§ **What the exercise asks**: Scan the material that follows. Copy every line containing the word "name".

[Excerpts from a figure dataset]
• • • •

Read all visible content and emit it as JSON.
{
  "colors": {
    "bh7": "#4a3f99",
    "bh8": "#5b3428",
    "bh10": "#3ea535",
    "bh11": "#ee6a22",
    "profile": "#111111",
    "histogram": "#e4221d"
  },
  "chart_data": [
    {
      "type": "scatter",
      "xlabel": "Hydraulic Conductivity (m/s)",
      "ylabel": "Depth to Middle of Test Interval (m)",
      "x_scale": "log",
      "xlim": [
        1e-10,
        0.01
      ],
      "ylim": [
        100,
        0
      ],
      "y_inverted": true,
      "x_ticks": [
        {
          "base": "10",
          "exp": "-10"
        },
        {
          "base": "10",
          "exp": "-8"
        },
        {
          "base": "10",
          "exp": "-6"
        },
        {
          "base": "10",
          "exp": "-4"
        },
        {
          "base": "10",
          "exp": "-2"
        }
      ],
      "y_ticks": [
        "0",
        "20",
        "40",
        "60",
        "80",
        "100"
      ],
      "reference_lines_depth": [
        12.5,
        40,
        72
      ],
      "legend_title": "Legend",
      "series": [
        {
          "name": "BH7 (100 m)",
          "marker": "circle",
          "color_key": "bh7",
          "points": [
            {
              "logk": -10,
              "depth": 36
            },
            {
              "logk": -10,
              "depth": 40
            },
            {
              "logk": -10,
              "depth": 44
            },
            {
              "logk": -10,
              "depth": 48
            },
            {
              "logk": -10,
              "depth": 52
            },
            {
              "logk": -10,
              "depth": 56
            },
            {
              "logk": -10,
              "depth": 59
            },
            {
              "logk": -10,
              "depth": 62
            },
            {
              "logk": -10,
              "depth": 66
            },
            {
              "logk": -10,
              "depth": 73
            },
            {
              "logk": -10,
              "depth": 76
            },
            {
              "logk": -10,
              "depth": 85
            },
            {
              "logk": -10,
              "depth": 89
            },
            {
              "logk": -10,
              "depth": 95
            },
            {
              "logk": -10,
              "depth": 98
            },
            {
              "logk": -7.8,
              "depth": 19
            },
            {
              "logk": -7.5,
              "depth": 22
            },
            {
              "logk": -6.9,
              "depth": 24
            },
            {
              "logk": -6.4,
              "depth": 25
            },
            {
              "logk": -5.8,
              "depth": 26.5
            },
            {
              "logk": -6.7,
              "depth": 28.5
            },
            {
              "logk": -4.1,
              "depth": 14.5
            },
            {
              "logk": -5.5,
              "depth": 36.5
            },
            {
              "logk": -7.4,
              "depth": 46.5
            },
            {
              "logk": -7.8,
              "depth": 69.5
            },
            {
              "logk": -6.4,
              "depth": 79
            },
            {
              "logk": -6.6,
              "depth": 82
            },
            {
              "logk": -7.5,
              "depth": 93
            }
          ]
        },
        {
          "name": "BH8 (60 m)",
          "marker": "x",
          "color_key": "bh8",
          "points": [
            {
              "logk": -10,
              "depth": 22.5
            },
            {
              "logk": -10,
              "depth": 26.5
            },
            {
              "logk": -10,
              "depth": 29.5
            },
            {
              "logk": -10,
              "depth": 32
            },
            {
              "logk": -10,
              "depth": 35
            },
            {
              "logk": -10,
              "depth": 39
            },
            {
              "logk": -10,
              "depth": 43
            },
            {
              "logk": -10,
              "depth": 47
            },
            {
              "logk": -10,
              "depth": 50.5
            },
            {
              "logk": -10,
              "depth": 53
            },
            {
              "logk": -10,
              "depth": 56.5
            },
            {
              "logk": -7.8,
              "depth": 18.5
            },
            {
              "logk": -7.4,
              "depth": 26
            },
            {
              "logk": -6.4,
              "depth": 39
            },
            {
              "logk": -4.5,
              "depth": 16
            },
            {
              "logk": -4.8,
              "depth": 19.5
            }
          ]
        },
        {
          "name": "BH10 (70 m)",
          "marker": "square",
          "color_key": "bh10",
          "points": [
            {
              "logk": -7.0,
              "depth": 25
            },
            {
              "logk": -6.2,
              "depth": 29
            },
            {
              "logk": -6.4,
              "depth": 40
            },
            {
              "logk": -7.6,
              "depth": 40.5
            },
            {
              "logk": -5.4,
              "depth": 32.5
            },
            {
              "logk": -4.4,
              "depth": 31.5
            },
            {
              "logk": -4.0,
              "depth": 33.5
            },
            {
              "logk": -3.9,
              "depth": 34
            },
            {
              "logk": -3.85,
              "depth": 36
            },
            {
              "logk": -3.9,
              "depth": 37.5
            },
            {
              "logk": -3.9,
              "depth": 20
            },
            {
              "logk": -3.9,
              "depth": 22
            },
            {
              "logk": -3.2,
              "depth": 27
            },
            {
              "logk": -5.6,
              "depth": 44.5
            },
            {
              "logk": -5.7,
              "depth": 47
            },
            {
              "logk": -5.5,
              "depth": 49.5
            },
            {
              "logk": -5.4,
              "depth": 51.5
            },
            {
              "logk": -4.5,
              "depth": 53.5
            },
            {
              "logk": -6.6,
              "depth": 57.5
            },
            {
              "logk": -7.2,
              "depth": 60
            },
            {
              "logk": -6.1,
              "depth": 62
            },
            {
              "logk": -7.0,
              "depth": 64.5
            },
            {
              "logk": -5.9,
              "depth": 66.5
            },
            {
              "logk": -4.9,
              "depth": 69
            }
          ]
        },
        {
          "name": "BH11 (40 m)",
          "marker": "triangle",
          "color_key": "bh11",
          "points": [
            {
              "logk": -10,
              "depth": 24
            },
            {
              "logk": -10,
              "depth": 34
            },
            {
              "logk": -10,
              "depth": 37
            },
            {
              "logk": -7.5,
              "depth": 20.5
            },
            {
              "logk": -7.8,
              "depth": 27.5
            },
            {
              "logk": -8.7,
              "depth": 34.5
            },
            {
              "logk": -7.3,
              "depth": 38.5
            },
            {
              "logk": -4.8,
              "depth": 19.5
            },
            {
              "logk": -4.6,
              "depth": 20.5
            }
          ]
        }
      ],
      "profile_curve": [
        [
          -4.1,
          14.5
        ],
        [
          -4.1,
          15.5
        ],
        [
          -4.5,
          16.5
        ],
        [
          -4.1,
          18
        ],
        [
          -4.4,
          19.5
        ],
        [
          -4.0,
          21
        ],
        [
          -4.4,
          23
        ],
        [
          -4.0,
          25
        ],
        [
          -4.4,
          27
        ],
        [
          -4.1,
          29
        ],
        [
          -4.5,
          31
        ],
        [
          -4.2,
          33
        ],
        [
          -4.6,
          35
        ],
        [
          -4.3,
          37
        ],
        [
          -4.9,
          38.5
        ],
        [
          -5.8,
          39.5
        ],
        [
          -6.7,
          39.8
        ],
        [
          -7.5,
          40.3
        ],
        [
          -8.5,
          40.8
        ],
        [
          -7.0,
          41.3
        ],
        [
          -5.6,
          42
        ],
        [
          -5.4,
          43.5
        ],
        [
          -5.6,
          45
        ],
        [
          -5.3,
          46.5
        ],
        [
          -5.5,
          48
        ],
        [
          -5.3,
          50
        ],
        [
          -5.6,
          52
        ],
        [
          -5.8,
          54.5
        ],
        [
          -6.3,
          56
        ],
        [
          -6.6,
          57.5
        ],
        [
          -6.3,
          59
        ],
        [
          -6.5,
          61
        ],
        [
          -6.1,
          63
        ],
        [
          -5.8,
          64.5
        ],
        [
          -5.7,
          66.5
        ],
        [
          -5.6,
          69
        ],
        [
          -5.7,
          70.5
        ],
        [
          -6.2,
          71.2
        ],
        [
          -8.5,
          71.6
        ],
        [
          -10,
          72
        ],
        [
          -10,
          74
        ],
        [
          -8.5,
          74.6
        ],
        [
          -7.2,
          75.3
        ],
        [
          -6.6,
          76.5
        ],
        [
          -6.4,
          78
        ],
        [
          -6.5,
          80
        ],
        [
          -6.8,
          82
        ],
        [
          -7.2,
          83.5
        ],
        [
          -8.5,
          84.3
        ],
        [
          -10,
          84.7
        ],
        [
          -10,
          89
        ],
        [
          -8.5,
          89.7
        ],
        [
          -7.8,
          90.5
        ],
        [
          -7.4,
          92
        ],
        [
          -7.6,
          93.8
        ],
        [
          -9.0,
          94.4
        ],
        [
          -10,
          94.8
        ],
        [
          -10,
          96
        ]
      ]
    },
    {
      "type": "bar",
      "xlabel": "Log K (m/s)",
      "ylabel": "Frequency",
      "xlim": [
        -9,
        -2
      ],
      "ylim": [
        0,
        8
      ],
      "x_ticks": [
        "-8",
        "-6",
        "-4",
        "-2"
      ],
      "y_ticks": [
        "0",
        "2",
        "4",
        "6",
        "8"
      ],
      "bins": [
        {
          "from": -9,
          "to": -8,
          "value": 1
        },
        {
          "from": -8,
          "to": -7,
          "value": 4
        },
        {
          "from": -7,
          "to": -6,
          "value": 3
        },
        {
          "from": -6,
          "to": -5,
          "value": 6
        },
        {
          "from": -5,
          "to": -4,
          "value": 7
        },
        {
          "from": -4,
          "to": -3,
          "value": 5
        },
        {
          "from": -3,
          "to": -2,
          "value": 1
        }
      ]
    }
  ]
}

• • • •

§ **Written solution**:
          "name": "BH7 (100 m)",
          "name": "BH8 (60 m)",
          "name": "BH10 (70 m)",
          "name": "BH11 (40 m)",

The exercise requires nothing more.